Search the records below for the word "text" and show every line where it occurs.

'''

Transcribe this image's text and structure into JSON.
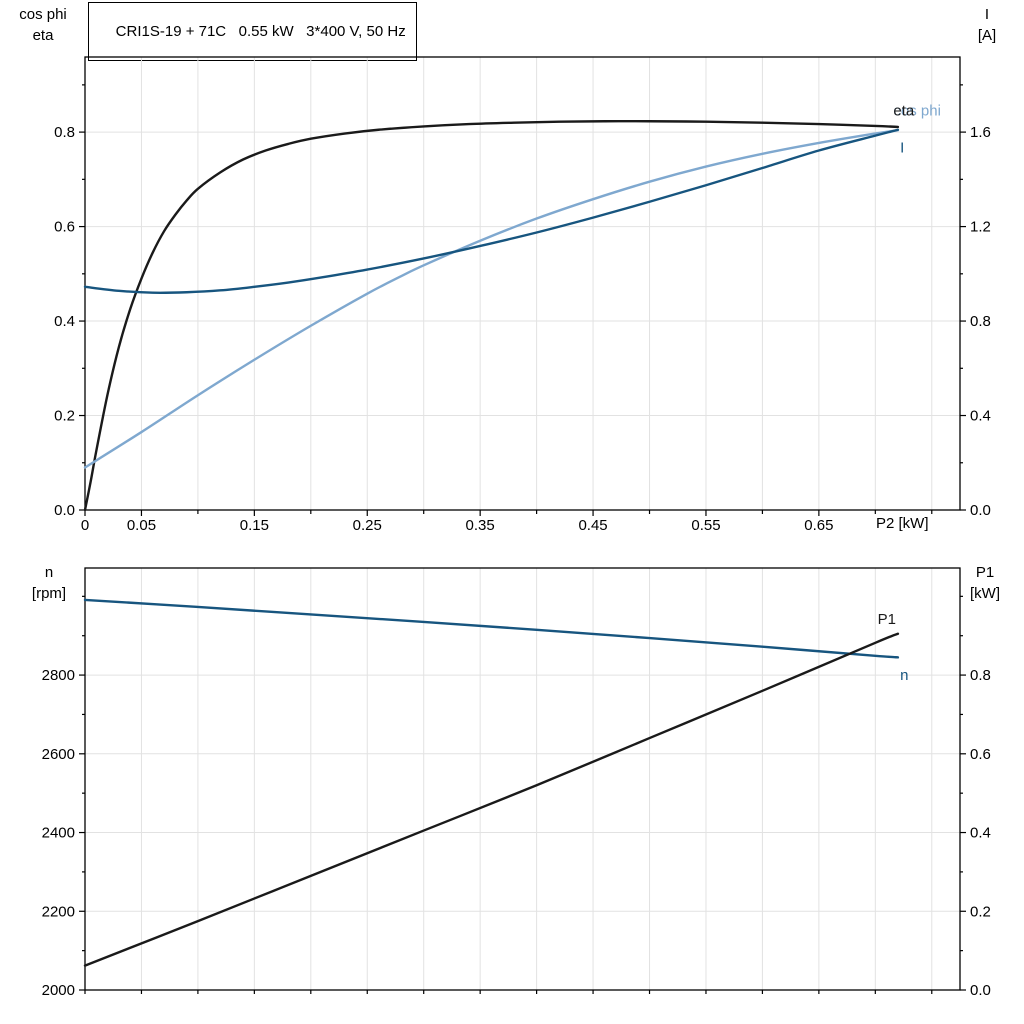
{
  "colors": {
    "black": "#1a1a1a",
    "dark_blue": "#17557F",
    "light_blue": "#7FA8CF",
    "grid": "#e2e2e2",
    "axis": "#000000"
  },
  "title_box": {
    "text": "CRI1S-19 + 71C   0.55 kW   3*400 V, 50 Hz"
  },
  "chart_data": [
    {
      "type": "line",
      "title": "CRI1S-19 + 71C   0.55 kW   3*400 V, 50 Hz",
      "xlabel": "P2 [kW]",
      "axis_left_title": [
        "cos phi",
        "eta"
      ],
      "axis_right_title": [
        "I",
        "[A]"
      ],
      "xlim": [
        0,
        0.775
      ],
      "ylim_left": [
        0,
        0.959
      ],
      "ylim_right": [
        0,
        1.918
      ],
      "x": {
        "minor_step": 0.05,
        "show_labels": true,
        "ticks": [
          {
            "v": 0,
            "t": "0"
          },
          {
            "v": 0.05,
            "t": "0.05"
          },
          {
            "v": 0.15,
            "t": "0.15"
          },
          {
            "v": 0.25,
            "t": "0.25"
          },
          {
            "v": 0.35,
            "t": "0.35"
          },
          {
            "v": 0.45,
            "t": "0.45"
          },
          {
            "v": 0.55,
            "t": "0.55"
          },
          {
            "v": 0.65,
            "t": "0.65"
          }
        ]
      },
      "y_left": {
        "minor_step": 0.1,
        "ticks": [
          {
            "v": 0,
            "t": "0.0"
          },
          {
            "v": 0.2,
            "t": "0.2"
          },
          {
            "v": 0.4,
            "t": "0.4"
          },
          {
            "v": 0.6,
            "t": "0.6"
          },
          {
            "v": 0.8,
            "t": "0.8"
          }
        ]
      },
      "y_right": {
        "minor_step": 0.2,
        "ticks": [
          {
            "v": 0,
            "t": "0.0"
          },
          {
            "v": 0.4,
            "t": "0.4"
          },
          {
            "v": 0.8,
            "t": "0.8"
          },
          {
            "v": 1.2,
            "t": "1.2"
          },
          {
            "v": 1.6,
            "t": "1.6"
          }
        ]
      },
      "grid": {
        "x_step": 0.05
      },
      "series": [
        {
          "name": "eta",
          "axis": "left",
          "color_key": "black",
          "width": 2.4,
          "points": [
            [
              0,
              0
            ],
            [
              0.005,
              0.06
            ],
            [
              0.01,
              0.125
            ],
            [
              0.02,
              0.245
            ],
            [
              0.03,
              0.345
            ],
            [
              0.04,
              0.425
            ],
            [
              0.05,
              0.49
            ],
            [
              0.06,
              0.545
            ],
            [
              0.07,
              0.59
            ],
            [
              0.08,
              0.625
            ],
            [
              0.09,
              0.655
            ],
            [
              0.1,
              0.68
            ],
            [
              0.12,
              0.715
            ],
            [
              0.14,
              0.742
            ],
            [
              0.16,
              0.761
            ],
            [
              0.18,
              0.775
            ],
            [
              0.2,
              0.786
            ],
            [
              0.23,
              0.797
            ],
            [
              0.26,
              0.805
            ],
            [
              0.3,
              0.812
            ],
            [
              0.34,
              0.817
            ],
            [
              0.38,
              0.82
            ],
            [
              0.42,
              0.822
            ],
            [
              0.46,
              0.823
            ],
            [
              0.5,
              0.823
            ],
            [
              0.55,
              0.822
            ],
            [
              0.6,
              0.82
            ],
            [
              0.65,
              0.817
            ],
            [
              0.7,
              0.813
            ],
            [
              0.72,
              0.811
            ]
          ]
        },
        {
          "name": "cos-phi",
          "axis": "left",
          "color_key": "light_blue",
          "width": 2.4,
          "points": [
            [
              0,
              0.09
            ],
            [
              0.05,
              0.165
            ],
            [
              0.1,
              0.243
            ],
            [
              0.15,
              0.318
            ],
            [
              0.2,
              0.39
            ],
            [
              0.25,
              0.458
            ],
            [
              0.28,
              0.495
            ],
            [
              0.3,
              0.518
            ],
            [
              0.35,
              0.57
            ],
            [
              0.4,
              0.617
            ],
            [
              0.45,
              0.658
            ],
            [
              0.5,
              0.695
            ],
            [
              0.55,
              0.727
            ],
            [
              0.6,
              0.754
            ],
            [
              0.65,
              0.777
            ],
            [
              0.7,
              0.797
            ],
            [
              0.72,
              0.804
            ]
          ]
        },
        {
          "name": "I",
          "axis": "right",
          "color_key": "dark_blue",
          "width": 2.4,
          "points": [
            [
              0,
              0.945
            ],
            [
              0.03,
              0.928
            ],
            [
              0.06,
              0.92
            ],
            [
              0.09,
              0.922
            ],
            [
              0.12,
              0.93
            ],
            [
              0.15,
              0.945
            ],
            [
              0.18,
              0.963
            ],
            [
              0.21,
              0.985
            ],
            [
              0.25,
              1.018
            ],
            [
              0.3,
              1.065
            ],
            [
              0.35,
              1.118
            ],
            [
              0.4,
              1.175
            ],
            [
              0.45,
              1.238
            ],
            [
              0.5,
              1.305
            ],
            [
              0.55,
              1.375
            ],
            [
              0.6,
              1.448
            ],
            [
              0.65,
              1.522
            ],
            [
              0.7,
              1.585
            ],
            [
              0.72,
              1.61
            ]
          ]
        }
      ],
      "labels": [
        {
          "text": "cos phi",
          "color_key": "light_blue",
          "axis": "left",
          "x": 0.716,
          "y": 0.835
        },
        {
          "text": "eta",
          "color_key": "black",
          "axis": "left",
          "x": 0.716,
          "y": 0.835
        },
        {
          "text": "I",
          "color_key": "dark_blue",
          "axis": "left",
          "x": 0.722,
          "y": 0.757
        }
      ]
    },
    {
      "type": "line",
      "xlabel": "",
      "axis_left_title": [
        "n",
        "[rpm]"
      ],
      "axis_right_title": [
        "P1",
        "[kW]"
      ],
      "xlim": [
        0,
        0.775
      ],
      "ylim_left": [
        2000,
        3072
      ],
      "ylim_right": [
        0,
        1.072
      ],
      "x": {
        "minor_step": 0.05,
        "show_labels": false,
        "ticks": []
      },
      "y_left": {
        "minor_step": 100,
        "ticks": [
          {
            "v": 2000,
            "t": "2000"
          },
          {
            "v": 2200,
            "t": "2200"
          },
          {
            "v": 2400,
            "t": "2400"
          },
          {
            "v": 2600,
            "t": "2600"
          },
          {
            "v": 2800,
            "t": "2800"
          }
        ]
      },
      "y_right": {
        "minor_step": 0.1,
        "ticks": [
          {
            "v": 0,
            "t": "0.0"
          },
          {
            "v": 0.2,
            "t": "0.2"
          },
          {
            "v": 0.4,
            "t": "0.4"
          },
          {
            "v": 0.6,
            "t": "0.6"
          },
          {
            "v": 0.8,
            "t": "0.8"
          }
        ]
      },
      "grid": {
        "x_step": 0.05
      },
      "series": [
        {
          "name": "n",
          "axis": "left",
          "color_key": "dark_blue",
          "width": 2.4,
          "points": [
            [
              0,
              2991
            ],
            [
              0.1,
              2973
            ],
            [
              0.2,
              2954
            ],
            [
              0.3,
              2935
            ],
            [
              0.4,
              2915
            ],
            [
              0.5,
              2894
            ],
            [
              0.6,
              2872
            ],
            [
              0.7,
              2849
            ],
            [
              0.72,
              2845
            ]
          ]
        },
        {
          "name": "P1",
          "axis": "right",
          "color_key": "black",
          "width": 2.4,
          "points": [
            [
              0,
              0.062
            ],
            [
              0.1,
              0.175
            ],
            [
              0.2,
              0.29
            ],
            [
              0.3,
              0.405
            ],
            [
              0.4,
              0.52
            ],
            [
              0.5,
              0.64
            ],
            [
              0.6,
              0.76
            ],
            [
              0.7,
              0.882
            ],
            [
              0.72,
              0.905
            ]
          ]
        }
      ],
      "labels": [
        {
          "text": "P1",
          "color_key": "black",
          "axis": "left",
          "x": 0.702,
          "y": 2930
        },
        {
          "text": "n",
          "color_key": "dark_blue",
          "axis": "left",
          "x": 0.722,
          "y": 2787
        }
      ]
    }
  ]
}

'''

* [RESPONSE]
Transcribe this image's text and structure into JSON.
    "text": "CRI1S-19 + 71C   0.55 kW   3*400 V, 50 Hz"
          "text": "cos phi",
          "text": "eta",
          "text": "I",
          "text": "P1",
          "text": "n",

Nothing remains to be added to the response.